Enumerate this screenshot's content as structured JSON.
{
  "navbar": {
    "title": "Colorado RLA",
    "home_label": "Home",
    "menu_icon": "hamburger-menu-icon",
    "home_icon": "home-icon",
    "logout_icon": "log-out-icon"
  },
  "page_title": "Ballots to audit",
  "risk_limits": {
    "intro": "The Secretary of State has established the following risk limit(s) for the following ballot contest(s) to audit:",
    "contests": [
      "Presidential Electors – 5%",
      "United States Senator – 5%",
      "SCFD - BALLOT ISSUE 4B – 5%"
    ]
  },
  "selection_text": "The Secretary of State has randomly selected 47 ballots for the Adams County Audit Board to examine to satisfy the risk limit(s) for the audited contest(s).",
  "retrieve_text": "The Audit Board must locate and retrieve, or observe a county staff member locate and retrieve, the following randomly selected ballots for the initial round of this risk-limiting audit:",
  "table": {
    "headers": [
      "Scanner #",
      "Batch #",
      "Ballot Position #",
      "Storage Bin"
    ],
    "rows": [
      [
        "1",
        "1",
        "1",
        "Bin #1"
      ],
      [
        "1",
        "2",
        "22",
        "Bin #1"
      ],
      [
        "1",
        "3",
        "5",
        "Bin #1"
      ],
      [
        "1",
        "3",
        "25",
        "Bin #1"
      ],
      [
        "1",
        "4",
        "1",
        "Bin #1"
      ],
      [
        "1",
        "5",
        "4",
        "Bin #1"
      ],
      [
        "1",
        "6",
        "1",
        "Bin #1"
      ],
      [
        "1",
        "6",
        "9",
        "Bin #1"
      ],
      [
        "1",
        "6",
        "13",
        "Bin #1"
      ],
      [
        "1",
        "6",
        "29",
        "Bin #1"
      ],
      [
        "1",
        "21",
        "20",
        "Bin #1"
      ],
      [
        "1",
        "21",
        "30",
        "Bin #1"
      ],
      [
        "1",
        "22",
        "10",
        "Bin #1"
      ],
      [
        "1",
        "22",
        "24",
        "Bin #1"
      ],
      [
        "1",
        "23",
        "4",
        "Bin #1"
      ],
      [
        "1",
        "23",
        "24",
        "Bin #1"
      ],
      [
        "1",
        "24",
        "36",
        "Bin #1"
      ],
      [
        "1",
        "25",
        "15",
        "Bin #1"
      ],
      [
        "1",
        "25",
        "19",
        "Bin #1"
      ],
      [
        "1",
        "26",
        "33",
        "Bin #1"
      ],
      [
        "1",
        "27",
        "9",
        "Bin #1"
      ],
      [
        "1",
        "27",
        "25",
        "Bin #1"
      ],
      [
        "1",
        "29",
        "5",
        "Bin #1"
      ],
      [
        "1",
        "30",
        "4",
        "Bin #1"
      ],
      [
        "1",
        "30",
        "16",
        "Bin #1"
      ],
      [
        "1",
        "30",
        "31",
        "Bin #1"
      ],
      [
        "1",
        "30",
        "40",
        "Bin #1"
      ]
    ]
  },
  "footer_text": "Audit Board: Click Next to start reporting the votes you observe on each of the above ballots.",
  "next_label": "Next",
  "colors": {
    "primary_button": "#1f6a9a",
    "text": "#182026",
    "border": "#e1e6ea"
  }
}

..........

**WHAT YOU ARE ASKED TO DO**
Identify lines with the string "this". Copy each one.

**TASK OUTPUT**
Enumerate this screenshot's content as structured JSON.
  "retrieve_text": "The Audit Board must locate and retrieve, or observe a county staff member locate and retrieve, the following randomly selected ballots for the initial round of this risk-limiting audit:",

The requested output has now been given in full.